§ **What you need to do**
Write out every single entry exactly.

§ **Provided material**
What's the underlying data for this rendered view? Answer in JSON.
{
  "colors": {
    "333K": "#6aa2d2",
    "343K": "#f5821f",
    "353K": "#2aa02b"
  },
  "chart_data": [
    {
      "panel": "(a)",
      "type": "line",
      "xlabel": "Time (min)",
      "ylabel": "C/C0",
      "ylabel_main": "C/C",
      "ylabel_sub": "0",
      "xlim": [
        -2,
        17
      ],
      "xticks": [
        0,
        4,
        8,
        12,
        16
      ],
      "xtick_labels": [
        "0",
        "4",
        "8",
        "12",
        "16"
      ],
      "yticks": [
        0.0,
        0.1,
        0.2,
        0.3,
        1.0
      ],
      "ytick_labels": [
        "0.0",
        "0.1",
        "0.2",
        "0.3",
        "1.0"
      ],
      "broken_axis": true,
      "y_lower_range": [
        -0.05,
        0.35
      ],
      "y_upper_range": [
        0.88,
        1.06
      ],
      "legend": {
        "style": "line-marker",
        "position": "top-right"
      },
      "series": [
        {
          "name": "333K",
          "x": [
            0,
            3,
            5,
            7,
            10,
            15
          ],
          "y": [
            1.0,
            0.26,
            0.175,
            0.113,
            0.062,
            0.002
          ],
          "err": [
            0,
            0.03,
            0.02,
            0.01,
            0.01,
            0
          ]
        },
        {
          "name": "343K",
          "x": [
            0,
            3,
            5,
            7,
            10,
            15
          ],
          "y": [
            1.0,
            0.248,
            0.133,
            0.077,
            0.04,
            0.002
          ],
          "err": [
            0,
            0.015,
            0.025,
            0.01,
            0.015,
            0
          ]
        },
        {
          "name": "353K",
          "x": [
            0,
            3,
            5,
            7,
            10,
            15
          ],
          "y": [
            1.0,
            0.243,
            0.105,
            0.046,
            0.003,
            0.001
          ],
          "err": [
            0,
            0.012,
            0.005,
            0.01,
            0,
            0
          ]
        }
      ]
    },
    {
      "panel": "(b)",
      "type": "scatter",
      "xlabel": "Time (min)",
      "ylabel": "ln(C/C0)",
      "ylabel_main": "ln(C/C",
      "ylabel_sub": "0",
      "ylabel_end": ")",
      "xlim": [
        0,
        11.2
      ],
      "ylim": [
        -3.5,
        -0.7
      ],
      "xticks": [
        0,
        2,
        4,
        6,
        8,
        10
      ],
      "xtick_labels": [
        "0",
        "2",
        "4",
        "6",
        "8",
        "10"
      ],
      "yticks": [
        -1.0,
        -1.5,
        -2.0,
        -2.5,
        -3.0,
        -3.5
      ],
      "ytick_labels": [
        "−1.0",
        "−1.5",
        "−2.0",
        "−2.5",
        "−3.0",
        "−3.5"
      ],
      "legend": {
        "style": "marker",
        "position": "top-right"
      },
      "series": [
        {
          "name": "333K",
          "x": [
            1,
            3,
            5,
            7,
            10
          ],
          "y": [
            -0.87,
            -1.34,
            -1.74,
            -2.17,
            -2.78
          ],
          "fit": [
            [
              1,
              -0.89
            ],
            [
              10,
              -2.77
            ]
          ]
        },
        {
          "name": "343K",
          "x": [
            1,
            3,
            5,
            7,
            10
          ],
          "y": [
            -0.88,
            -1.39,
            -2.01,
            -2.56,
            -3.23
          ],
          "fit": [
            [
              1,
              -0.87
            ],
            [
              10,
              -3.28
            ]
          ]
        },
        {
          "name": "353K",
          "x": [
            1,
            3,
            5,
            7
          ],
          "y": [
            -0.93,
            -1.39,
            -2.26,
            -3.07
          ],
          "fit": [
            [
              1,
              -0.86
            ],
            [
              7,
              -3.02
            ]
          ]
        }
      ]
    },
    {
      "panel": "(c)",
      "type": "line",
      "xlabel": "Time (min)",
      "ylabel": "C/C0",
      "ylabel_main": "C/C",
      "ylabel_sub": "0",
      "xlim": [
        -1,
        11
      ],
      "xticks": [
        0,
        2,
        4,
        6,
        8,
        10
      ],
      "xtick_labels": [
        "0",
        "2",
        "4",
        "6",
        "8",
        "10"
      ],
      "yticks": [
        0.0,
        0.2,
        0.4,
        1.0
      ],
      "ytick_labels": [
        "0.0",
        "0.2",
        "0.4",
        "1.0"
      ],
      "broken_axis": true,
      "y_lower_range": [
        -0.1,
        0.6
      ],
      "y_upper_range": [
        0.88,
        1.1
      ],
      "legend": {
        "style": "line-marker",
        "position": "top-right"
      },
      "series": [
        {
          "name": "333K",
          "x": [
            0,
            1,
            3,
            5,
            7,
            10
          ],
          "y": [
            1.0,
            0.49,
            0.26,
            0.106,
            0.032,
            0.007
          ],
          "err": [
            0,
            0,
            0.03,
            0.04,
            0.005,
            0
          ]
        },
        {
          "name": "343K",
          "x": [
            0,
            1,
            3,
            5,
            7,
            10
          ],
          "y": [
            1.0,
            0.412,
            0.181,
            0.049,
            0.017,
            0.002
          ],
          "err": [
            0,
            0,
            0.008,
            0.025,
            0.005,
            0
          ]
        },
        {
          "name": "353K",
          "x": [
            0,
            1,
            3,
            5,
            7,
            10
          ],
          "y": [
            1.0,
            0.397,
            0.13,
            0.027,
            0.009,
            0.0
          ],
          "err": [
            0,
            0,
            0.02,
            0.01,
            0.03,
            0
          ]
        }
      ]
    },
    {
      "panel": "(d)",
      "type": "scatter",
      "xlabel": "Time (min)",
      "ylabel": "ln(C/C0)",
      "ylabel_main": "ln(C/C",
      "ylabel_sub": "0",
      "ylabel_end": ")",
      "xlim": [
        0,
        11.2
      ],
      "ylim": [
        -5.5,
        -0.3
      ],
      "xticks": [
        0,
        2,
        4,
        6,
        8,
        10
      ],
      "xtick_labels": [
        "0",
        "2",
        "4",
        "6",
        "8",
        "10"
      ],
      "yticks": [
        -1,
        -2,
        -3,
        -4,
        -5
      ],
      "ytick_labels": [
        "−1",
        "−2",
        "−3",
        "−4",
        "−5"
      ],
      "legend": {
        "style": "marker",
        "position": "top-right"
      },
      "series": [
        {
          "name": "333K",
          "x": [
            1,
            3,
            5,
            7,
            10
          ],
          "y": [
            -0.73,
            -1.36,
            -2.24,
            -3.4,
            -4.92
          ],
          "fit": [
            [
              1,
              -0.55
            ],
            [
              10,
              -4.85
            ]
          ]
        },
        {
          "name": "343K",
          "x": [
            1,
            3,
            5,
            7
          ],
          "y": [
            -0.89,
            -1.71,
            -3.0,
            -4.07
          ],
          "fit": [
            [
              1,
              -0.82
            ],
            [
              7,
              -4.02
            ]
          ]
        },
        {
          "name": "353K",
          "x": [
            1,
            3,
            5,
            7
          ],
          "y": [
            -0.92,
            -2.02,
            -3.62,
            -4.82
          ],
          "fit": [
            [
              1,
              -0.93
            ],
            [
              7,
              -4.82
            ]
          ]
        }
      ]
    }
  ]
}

§ **Task response**
What's the underlying data for this rendered view? Answer in JSON.
{
  "colors": {
    "333K": "#6aa2d2",
    "343K": "#f5821f",
    "353K": "#2aa02b"
  },
  "chart_data": [
    {
      "panel": "(a)",
      "type": "line",
      "xlabel": "Time (min)",
      "ylabel": "C/C0",
      "ylabel_main": "C/C",
      "ylabel_sub": "0",
      "xlim": [
        -2,
        17
      ],
      "xticks": [
        0,
        4,
        8,
        12,
        16
      ],
      "xtick_labels": [
        "0",
        "4",
        "8",
        "12",
        "16"
      ],
      "yticks": [
        0.0,
        0.1,
        0.2,
        0.3,
        1.0
      ],
      "ytick_labels": [
        "0.0",
        "0.1",
        "0.2",
        "0.3",
        "1.0"
      ],
      "broken_axis": true,
      "y_lower_range": [
        -0.05,
        0.35
      ],
      "y_upper_range": [
        0.88,
        1.06
      ],
      "legend": {
        "style": "line-marker",
        "position": "top-right"
      },
      "series": [
        {
          "name": "333K",
          "x": [
            0,
            3,
            5,
            7,
            10,
            15
          ],
          "y": [
            1.0,
            0.26,
            0.175,
            0.113,
            0.062,
            0.002
          ],
          "err": [
            0,
            0.03,
            0.02,
            0.01,
            0.01,
            0
          ]
        },
        {
          "name": "343K",
          "x": [
            0,
            3,
            5,
            7,
            10,
            15
          ],
          "y": [
            1.0,
            0.248,
            0.133,
            0.077,
            0.04,
            0.002
          ],
          "err": [
            0,
            0.015,
            0.025,
            0.01,
            0.015,
            0
          ]
        },
        {
          "name": "353K",
          "x": [
            0,
            3,
            5,
            7,
            10,
            15
          ],
          "y": [
            1.0,
            0.243,
            0.105,
            0.046,
            0.003,
            0.001
          ],
          "err": [
            0,
            0.012,
            0.005,
            0.01,
            0,
            0
          ]
        }
      ]
    },
    {
      "panel": "(b)",
      "type": "scatter",
      "xlabel": "Time (min)",
      "ylabel": "ln(C/C0)",
      "ylabel_main": "ln(C/C",
      "ylabel_sub": "0",
      "ylabel_end": ")",
      "xlim": [
        0,
        11.2
      ],
      "ylim": [
        -3.5,
        -0.7
      ],
      "xticks": [
        0,
        2,
        4,
        6,
        8,
        10
      ],
      "xtick_labels": [
        "0",
        "2",
        "4",
        "6",
        "8",
        "10"
      ],
      "yticks": [
        -1.0,
        -1.5,
        -2.0,
        -2.5,
        -3.0,
        -3.5
      ],
      "ytick_labels": [
        "−1.0",
        "−1.5",
        "−2.0",
        "−2.5",
        "−3.0",
        "−3.5"
      ],
      "legend": {
        "style": "marker",
        "position": "top-right"
      },
      "series": [
        {
          "name": "333K",
          "x": [
            1,
            3,
            5,
            7,
            10
          ],
          "y": [
            -0.87,
            -1.34,
            -1.74,
            -2.17,
            -2.78
          ],
          "fit": [
            [
              1,
              -0.89
            ],
            [
              10,
              -2.77
            ]
          ]
        },
        {
          "name": "343K",
          "x": [
            1,
            3,
            5,
            7,
            10
          ],
          "y": [
            -0.88,
            -1.39,
            -2.01,
            -2.56,
            -3.23
          ],
          "fit": [
            [
              1,
              -0.87
            ],
            [
              10,
              -3.28
            ]
          ]
        },
        {
          "name": "353K",
          "x": [
            1,
            3,
            5,
            7
          ],
          "y": [
            -0.93,
            -1.39,
            -2.26,
            -3.07
          ],
          "fit": [
            [
              1,
              -0.86
            ],
            [
              7,
              -3.02
            ]
          ]
        }
      ]
    },
    {
      "panel": "(c)",
      "type": "line",
      "xlabel": "Time (min)",
      "ylabel": "C/C0",
      "ylabel_main": "C/C",
      "ylabel_sub": "0",
      "xlim": [
        -1,
        11
      ],
      "xticks": [
        0,
        2,
        4,
        6,
        8,
        10
      ],
      "xtick_labels": [
        "0",
        "2",
        "4",
        "6",
        "8",
        "10"
      ],
      "yticks": [
        0.0,
        0.2,
        0.4,
        1.0
      ],
      "ytick_labels": [
        "0.0",
        "0.2",
        "0.4",
        "1.0"
      ],
      "broken_axis": true,
      "y_lower_range": [
        -0.1,
        0.6
      ],
      "y_upper_range": [
        0.88,
        1.1
      ],
      "legend": {
        "style": "line-marker",
        "position": "top-right"
      },
      "series": [
        {
          "name": "333K",
          "x": [
            0,
            1,
            3,
            5,
            7,
            10
          ],
          "y": [
            1.0,
            0.49,
            0.26,
            0.106,
            0.032,
            0.007
          ],
          "err": [
            0,
            0,
            0.03,
            0.04,
            0.005,
            0
          ]
        },
        {
          "name": "343K",
          "x": [
            0,
            1,
            3,
            5,
            7,
            10
          ],
          "y": [
            1.0,
            0.412,
            0.181,
            0.049,
            0.017,
            0.002
          ],
          "err": [
            0,
            0,
            0.008,
            0.025,
            0.005,
            0
          ]
        },
        {
          "name": "353K",
          "x": [
            0,
            1,
            3,
            5,
            7,
            10
          ],
          "y": [
            1.0,
            0.397,
            0.13,
            0.027,
            0.009,
            0.0
          ],
          "err": [
            0,
            0,
            0.02,
            0.01,
            0.03,
            0
          ]
        }
      ]
    },
    {
      "panel": "(d)",
      "type": "scatter",
      "xlabel": "Time (min)",
      "ylabel": "ln(C/C0)",
      "ylabel_main": "ln(C/C",
      "ylabel_sub": "0",
      "ylabel_end": ")",
      "xlim": [
        0,
        11.2
      ],
      "ylim": [
        -5.5,
        -0.3
      ],
      "xticks": [
        0,
        2,
        4,
        6,
        8,
        10
      ],
      "xtick_labels": [
        "0",
        "2",
        "4",
        "6",
        "8",
        "10"
      ],
      "yticks": [
        -1,
        -2,
        -3,
        -4,
        -5
      ],
      "ytick_labels": [
        "−1",
        "−2",
        "−3",
        "−4",
        "−5"
      ],
      "legend": {
        "style": "marker",
        "position": "top-right"
      },
      "series": [
        {
          "name": "333K",
          "x": [
            1,
            3,
            5,
            7,
            10
          ],
          "y": [
            -0.73,
            -1.36,
            -2.24,
            -3.4,
            -4.92
          ],
          "fit": [
            [
              1,
              -0.55
            ],
            [
              10,
              -4.85
            ]
          ]
        },
        {
          "name": "343K",
          "x": [
            1,
            3,
            5,
            7
          ],
          "y": [
            -0.89,
            -1.71,
            -3.0,
            -4.07
          ],
          "fit": [
            [
              1,
              -0.82
            ],
            [
              7,
              -4.02
            ]
          ]
        },
        {
          "name": "353K",
          "x": [
            1,
            3,
            5,
            7
          ],
          "y": [
            -0.92,
            -2.02,
            -3.62,
            -4.82
          ],
          "fit": [
            [
              1,
              -0.93
            ],
            [
              7,
              -4.82
            ]
          ]
        }
      ]
    }
  ]
}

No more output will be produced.